* What you need to do *
Every line that contains the word "analogWrite" should be copied.

[Begin Material provided]

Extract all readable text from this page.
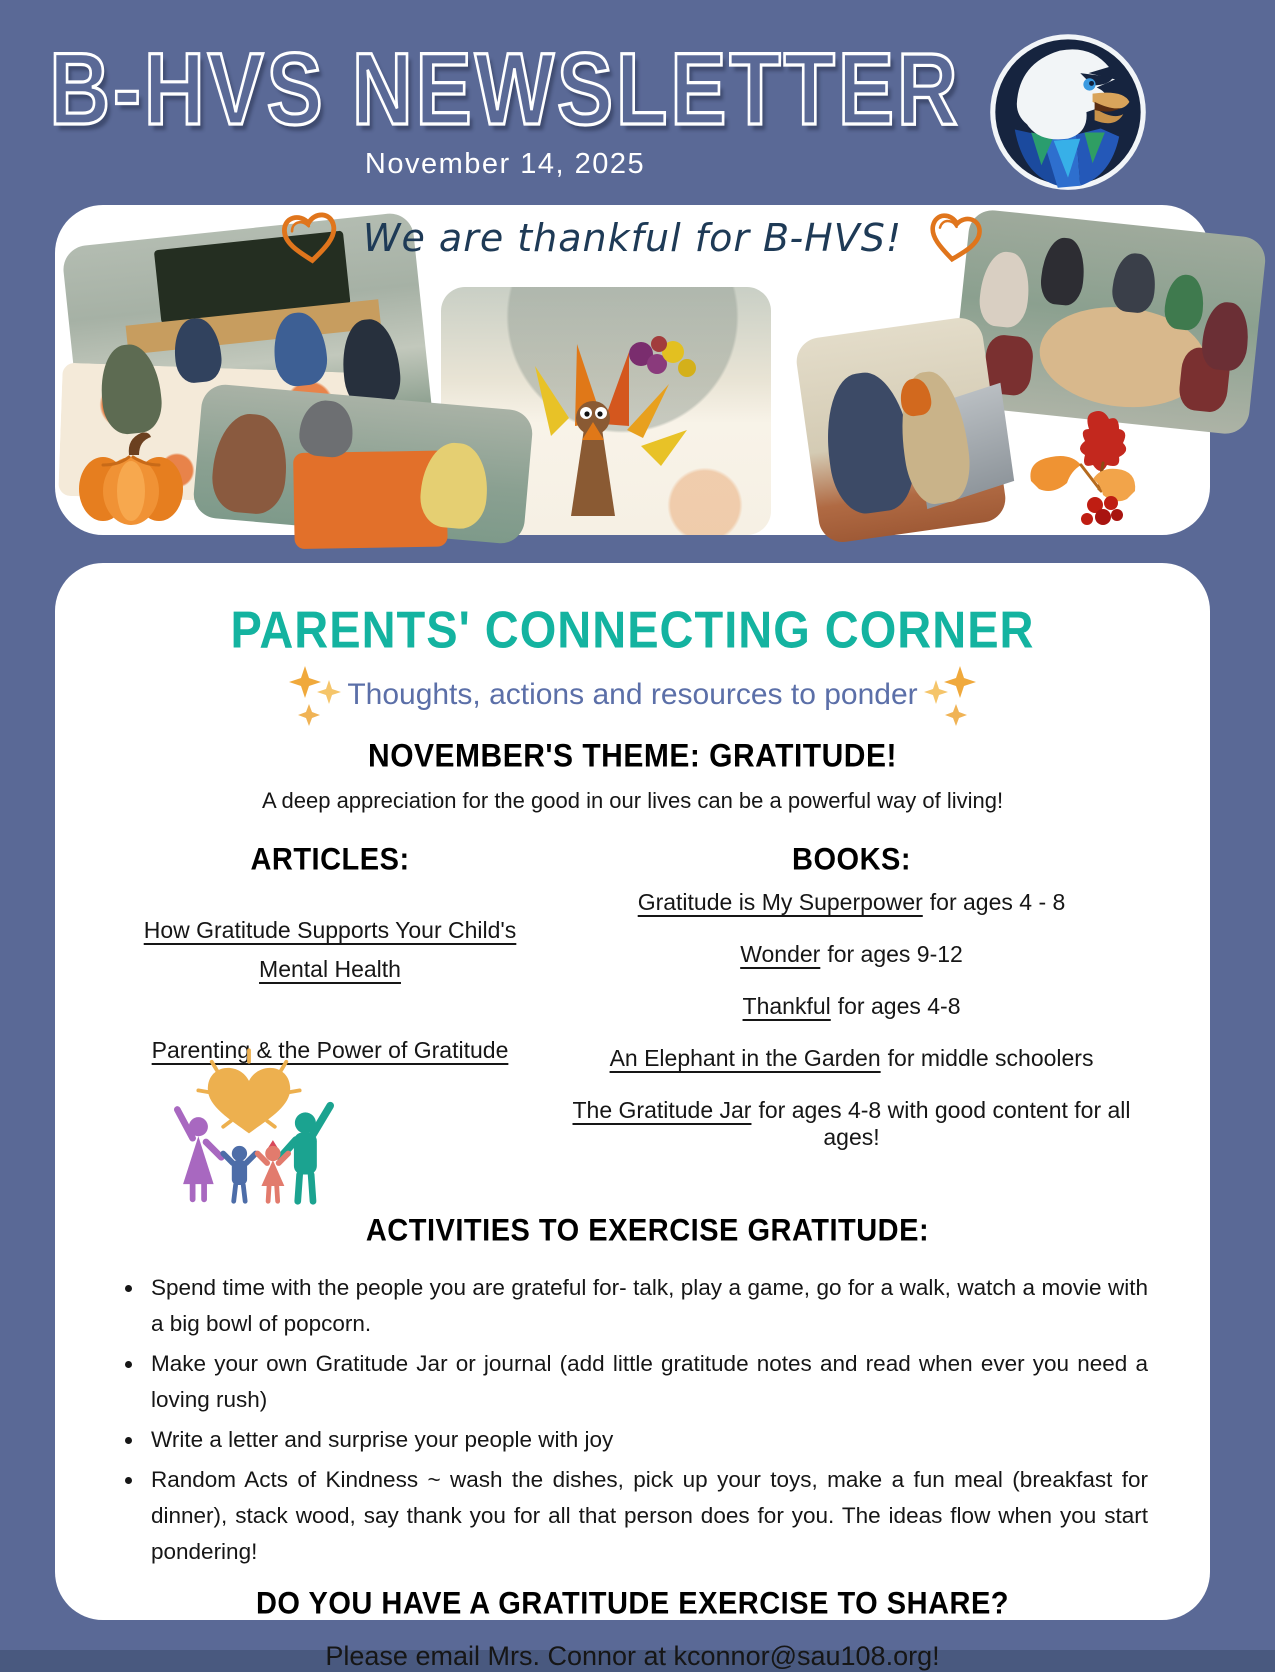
B-HVS NEWSLETTER
November 14, 2025
We are thankful for B-HVS!
PARENTS' CONNECTING CORNER
Thoughts, actions and resources to ponder
NOVEMBER'S THEME: GRATITUDE!
A deep appreciation for the good in our lives can be a powerful way of living!
ARTICLES:
How Gratitude Supports Your Child's Mental Health
Parenting & the Power of Gratitude
BOOKS:
Gratitude is My Superpower for ages 4 - 8
Wonder for ages 9-12
Thankful for ages 4-8
An Elephant in the Garden for middle schoolers
The Gratitude Jar for ages 4-8 with good content for all ages!
ACTIVITIES TO EXERCISE GRATITUDE:
• Spend time with the people you are grateful for- talk, play a game, go for a walk, watch a movie with a big bowl of popcorn.
• Make your own Gratitude Jar or journal (add little gratitude notes and read when ever you need a loving rush)
• Write a letter and surprise your people with joy
• Random Acts of Kindness ~ wash the dishes, pick up your toys, make a fun meal (breakfast for dinner), stack wood, say thank you for all that person does for you. The ideas flow when you start pondering!
DO YOU HAVE A GRATITUDE EXERCISE TO SHARE?
Please email Mrs. Connor at kconnor@sau108.org!
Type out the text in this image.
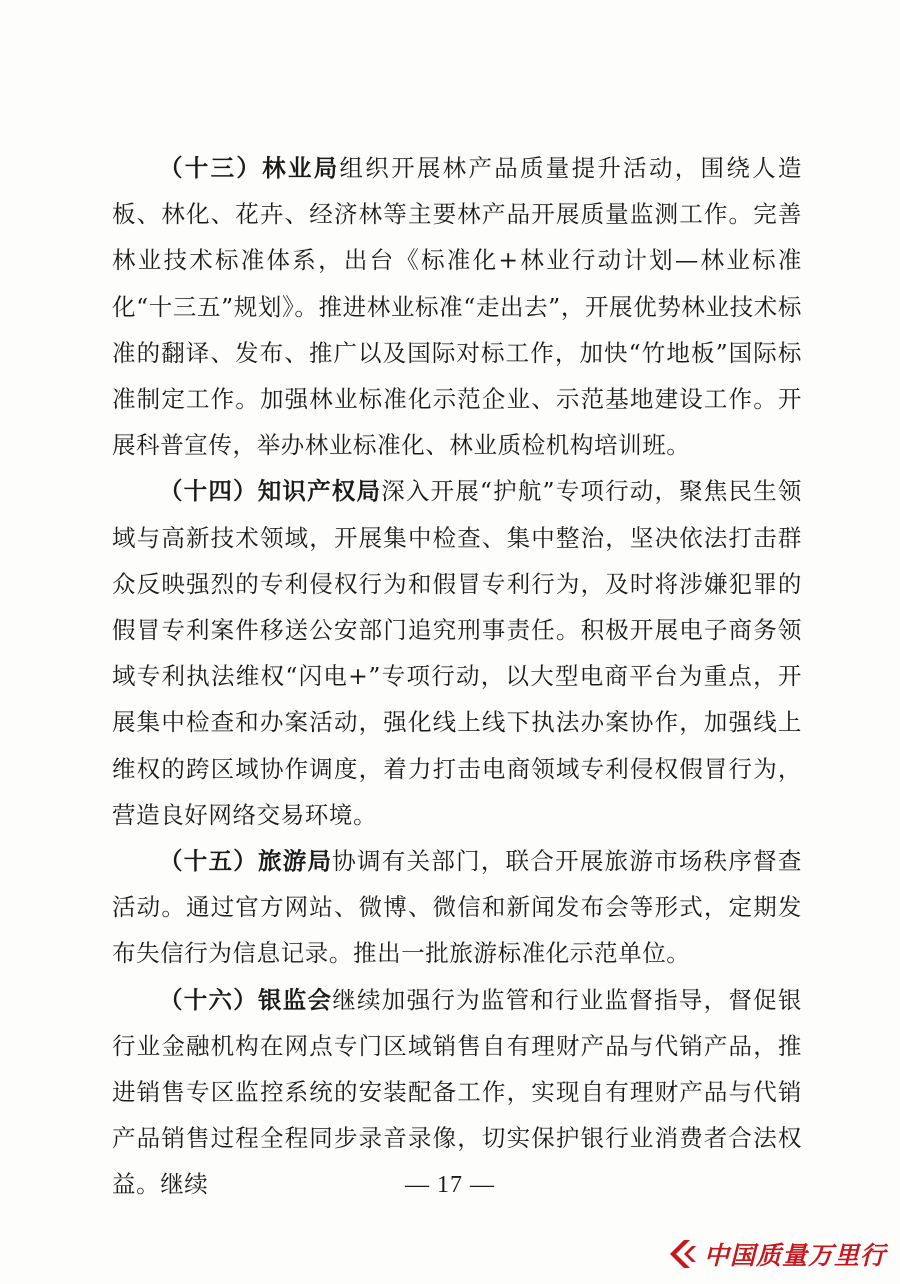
（十三）林业局组织开展林产品质量提升活动，围绕人造板、林化、花卉、经济林等主要林产品开展质量监测工作。完善林业技术标准体系，出台《标准化+林业行动计划—林业标准化“十三五”规划》。推进林业标准“走出去”，开展优势林业技术标准的翻译、发布、推广以及国际对标工作，加快“竹地板”国际标准制定工作。加强林业标准化示范企业、示范基地建设工作。开展科普宣传，举办林业标准化、林业质检机构培训班。

（十四）知识产权局深入开展“护航”专项行动，聚焦民生领域与高新技术领域，开展集中检查、集中整治，坚决依法打击群众反映强烈的专利侵权行为和假冒专利行为，及时将涉嫌犯罪的假冒专利案件移送公安部门追究刑事责任。积极开展电子商务领域专利执法维权“闪电+”专项行动，以大型电商平台为重点，开展集中检查和办案活动，强化线上线下执法办案协作，加强线上维权的跨区域协作调度，着力打击电商领域专利侵权假冒行为，营造良好网络交易环境。

（十五）旅游局协调有关部门，联合开展旅游市场秩序督查活动。通过官方网站、微博、微信和新闻发布会等形式，定期发布失信行为信息记录。推出一批旅游标准化示范单位。

（十六）银监会继续加强行为监管和行业监督指导，督促银行业金融机构在网点专门区域销售自有理财产品与代销产品，推进销售专区监控系统的安装配备工作，实现自有理财产品与代销产品销售过程全程同步录音录像，切实保护银行业消费者合法权益。继续	— 17 —
中国质量万里行
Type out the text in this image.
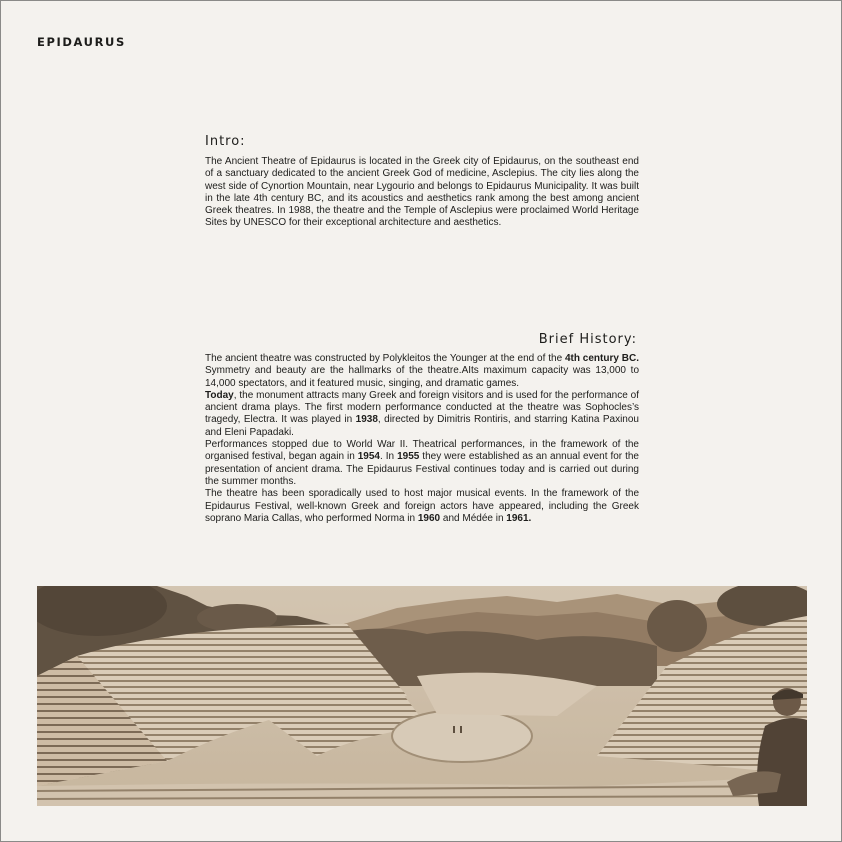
EPIDAURUS
Intro:

The Ancient Theatre of Epidaurus is located in the Greek city of Epidaurus, on the southeast end of a sanctuary dedicated to the ancient Greek God of medicine, Asclepius. The city lies along the west side of Cynortion Mountain, near Lygourio and belongs to Epidaurus Municipality. It was built in the late 4th century BC, and its acoustics and aesthetics rank among the best among ancient Greek theatres. In 1988, the theatre and the Temple of Asclepius were proclaimed World Heritage Sites by UNESCO for their exceptional architecture and aesthetics.

Brief History:

The ancient theatre was constructed by Polykleitos the Younger at the end of the 4th century BC. Symmetry and beauty are the hallmarks of the theatre.AIts maximum capacity was 13,000 to 14,000 spectators, and it featured music, singing, and dramatic games.

Today, the monument attracts many Greek and foreign visitors and is used for the performance of ancient drama plays. The first modern performance conducted at the theatre was Sophocles’s tragedy, Electra. It was played in 1938, directed by Dimitris Rontiris, and starring Katina Paxinou and Eleni Papadaki.

Performances stopped due to World War II. Theatrical performances, in the framework of the organised festival, began again in 1954. In 1955 they were established as an annual event for the presentation of ancient drama. The Epidaurus Festival continues today and is carried out during the summer months.

The theatre has been sporadically used to host major musical events. In the framework of the Epidaurus Festival, well-known Greek and foreign actors have appeared, including the Greek soprano Maria Callas, who performed Norma in 1960 and Médée in 1961.
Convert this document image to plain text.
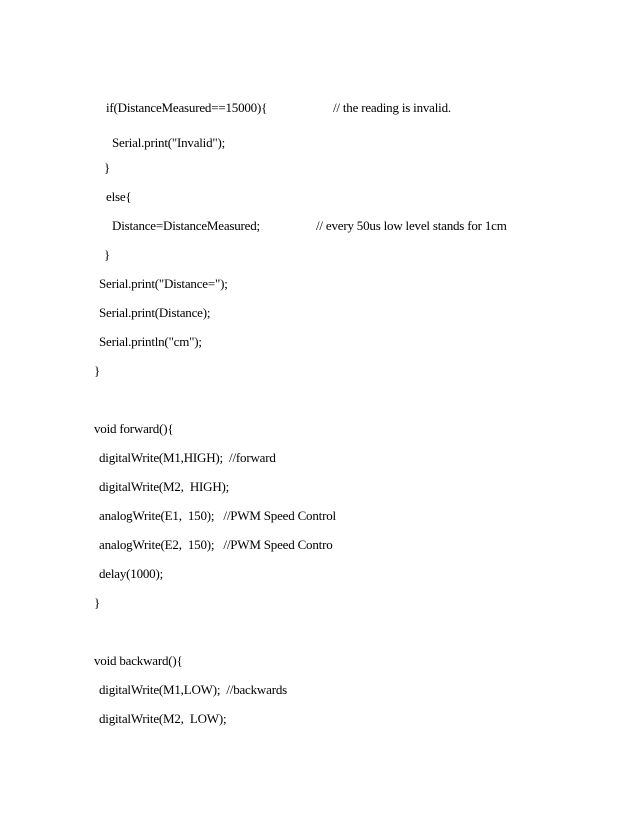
if(DistanceMeasured==15000){	// the reading is invalid.
Serial.print("Invalid");
}
else{
Distance=DistanceMeasured;	// every 50us low level stands for 1cm
}
Serial.print("Distance=");
Serial.print(Distance);
Serial.println("cm");
}
void forward(){
digitalWrite(M1,HIGH);  //forward
digitalWrite(M2,  HIGH);
analogWrite(E1,  150);   //PWM Speed Control
analogWrite(E2,  150);   //PWM Speed Contro
delay(1000);
}
void backward(){
digitalWrite(M1,LOW);  //backwards
digitalWrite(M2,  LOW);
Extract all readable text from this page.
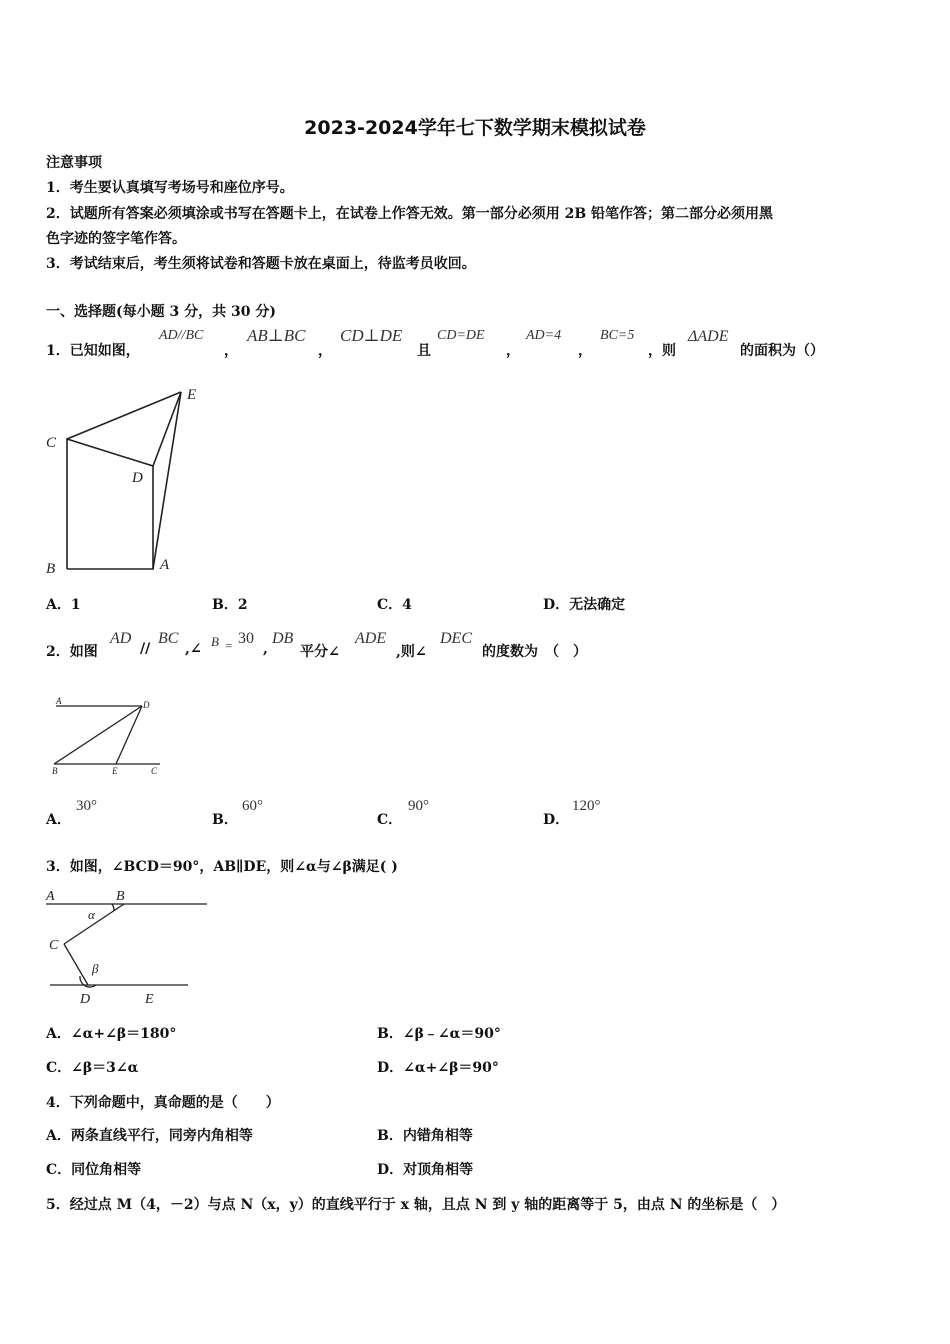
2023-2024学年七下数学期末模拟试卷
注意事项
1．考生要认真填写考场号和座位序号。
2．试题所有答案必须填涂或书写在答题卡上，在试卷上作答无效。第一部分必须用 2B 铅笔作答；第二部分必须用黑
色字迹的签字笔作答。
3．考试结束后，考生须将试卷和答题卡放在桌面上，待监考员收回。
一、选择题(每小题 3 分，共 30 分)
1．已知如图，
AD//BC
，
AB⊥BC
，
CD⊥DE
且
CD=DE
，
AD=4
，
BC=5
，则
ΔADE
的面积为（）
C
E
D
B	A
A．1	B．2	C．4	D．无法确定
2．如图
AD
//
BC
,∠ B = 30
,
DB
平分∠
ADE
,则∠
DEC
的度数为　（　）
A	D
B	E	C
A．
30°
B．
60°
C．
90°
D．
120°
3．如图，∠BCD＝90°，AB∥DE，则∠α与∠β满足( )
A	B
C
D	E
α
β
A．∠α+∠β＝180°	B．∠β﹣∠α＝90°
C．∠β＝3∠α	D．∠α+∠β＝90°
4．下列命题中，真命题的是（　　）
A．两条直线平行，同旁内角相等	B．内错角相等
C．同位角相等	D．对顶角相等
5．经过点 M（4，－2）与点 N（x，y）的直线平行于 x 轴，且点 N 到 y 轴的距离等于 5，由点 N 的坐标是（　）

[End Material provided]

* Result *
analogWrite(E1,  150);   //PWM Speed Control
analogWrite(E2,  150);   //PWM Speed Contro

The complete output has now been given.